_SOURCE DOCUMENT_
____
Nevertheless Michal did a great job to show how much overhead is included in a .NET application out of the box and what could be achieved if knowledge and some time is investigated to tune the working set of the application.
Hopefully we'll see adding support to the .NET tool chain to perform those kind of .NET application tuning.
Merging Mono repo into .NET 5 runtime this weekend is also a good starting point as Mono does include several improved tools compared against existing .NET Framework / Core 3.1 - eg. linker etc and therefore will sooner or later be available for all .NET 5 platforms.
I still like it. I mean, he could have written a tiny CLR that just maps the assembly into memory, looks for the CLR header, finds the entry point from metadata, and then starts interpreting the IL opcodes. I don't know how hard it is to implement P/Invoke this way (might be easier than a managed method call) and forget about the heap, but still. This would even run .NET on MIPS or Alpha Windows NT. :P
http://matsujirushi.hatenablog.jp/entry/2018/12/29/173521
I haven't done anything at this level since "Inter segment self-relative fixup error" back in the 80s
I bow down before him.
RELATED: I've been working on a project called CS2X that will be able to run at native C performance apps written in a C# subset on Win 3.11, DOS, etc, etc and support an agnostic rendering layer for new, old and embedded platforms. Native CPU/GPU performance on each target in short.
https://github.com/reignstudios/CS2X
https://github.com/reignstudios/Orbital-Framework
VS 2017 & 2019 no longer support the Phone SDK.
So it actually .Net not quite everywhere...
____
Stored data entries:
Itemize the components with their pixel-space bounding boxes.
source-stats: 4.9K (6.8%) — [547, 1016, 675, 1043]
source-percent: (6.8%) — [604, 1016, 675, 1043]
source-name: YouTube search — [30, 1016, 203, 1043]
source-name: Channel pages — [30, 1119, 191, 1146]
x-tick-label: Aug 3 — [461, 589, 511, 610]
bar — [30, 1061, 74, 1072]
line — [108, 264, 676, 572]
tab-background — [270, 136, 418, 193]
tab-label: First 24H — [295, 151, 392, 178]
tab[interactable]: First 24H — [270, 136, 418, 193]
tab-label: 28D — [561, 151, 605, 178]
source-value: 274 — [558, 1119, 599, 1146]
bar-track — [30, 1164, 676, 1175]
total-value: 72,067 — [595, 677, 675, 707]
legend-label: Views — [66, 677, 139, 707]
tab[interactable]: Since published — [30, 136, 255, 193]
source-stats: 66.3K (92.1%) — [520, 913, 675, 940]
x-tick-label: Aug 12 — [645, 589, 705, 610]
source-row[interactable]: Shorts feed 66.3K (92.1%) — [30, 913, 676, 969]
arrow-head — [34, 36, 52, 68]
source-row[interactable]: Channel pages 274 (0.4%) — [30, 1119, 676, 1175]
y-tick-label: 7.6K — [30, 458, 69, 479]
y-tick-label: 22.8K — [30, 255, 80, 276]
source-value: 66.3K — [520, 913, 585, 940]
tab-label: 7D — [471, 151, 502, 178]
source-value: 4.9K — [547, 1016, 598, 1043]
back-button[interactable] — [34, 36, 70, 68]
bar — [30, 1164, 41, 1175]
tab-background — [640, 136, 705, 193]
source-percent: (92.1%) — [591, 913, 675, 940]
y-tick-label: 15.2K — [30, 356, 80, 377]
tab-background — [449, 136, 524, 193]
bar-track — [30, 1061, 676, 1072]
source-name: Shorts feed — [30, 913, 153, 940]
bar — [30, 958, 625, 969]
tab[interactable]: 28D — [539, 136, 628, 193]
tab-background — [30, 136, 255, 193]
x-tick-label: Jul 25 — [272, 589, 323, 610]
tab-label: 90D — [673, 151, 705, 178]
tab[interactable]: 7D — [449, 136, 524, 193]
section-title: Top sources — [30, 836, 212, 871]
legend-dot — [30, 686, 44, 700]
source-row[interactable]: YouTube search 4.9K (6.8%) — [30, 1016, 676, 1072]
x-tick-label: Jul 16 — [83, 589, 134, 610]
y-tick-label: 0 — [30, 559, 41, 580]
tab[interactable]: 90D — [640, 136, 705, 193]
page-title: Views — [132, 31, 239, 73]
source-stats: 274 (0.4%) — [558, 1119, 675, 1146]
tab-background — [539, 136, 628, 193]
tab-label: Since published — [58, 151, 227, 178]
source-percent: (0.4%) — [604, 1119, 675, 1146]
____
_LIST OF TASKS_
a) Transcribe the .NET discussion from "Merging Mono repo" to "all .NET 5 platforms.".
b) Answer these questions using the .NET discussion:
(i) Which repo is being merged into the .NET 5 runtime this weekend?
(ii) What is the name of the project meant to run C# subset apps on Win 3.11 and DOS?
(iii) Which Visual Studio versions no longer support the Phone SDK?

_OUTPUTS BY TASK_
a)
Merging Mono repo into .NET 5 runtime this weekend is also a good starting point as Mono does include several improved tools compared against existing .NET Framework / Core 3.1 - eg. linker etc and therefore will sooner or later be available for all .NET 5 platforms.

b)
(i) The Mono repo.
(ii) CS2X.
(iii) VS 2017 and 2019.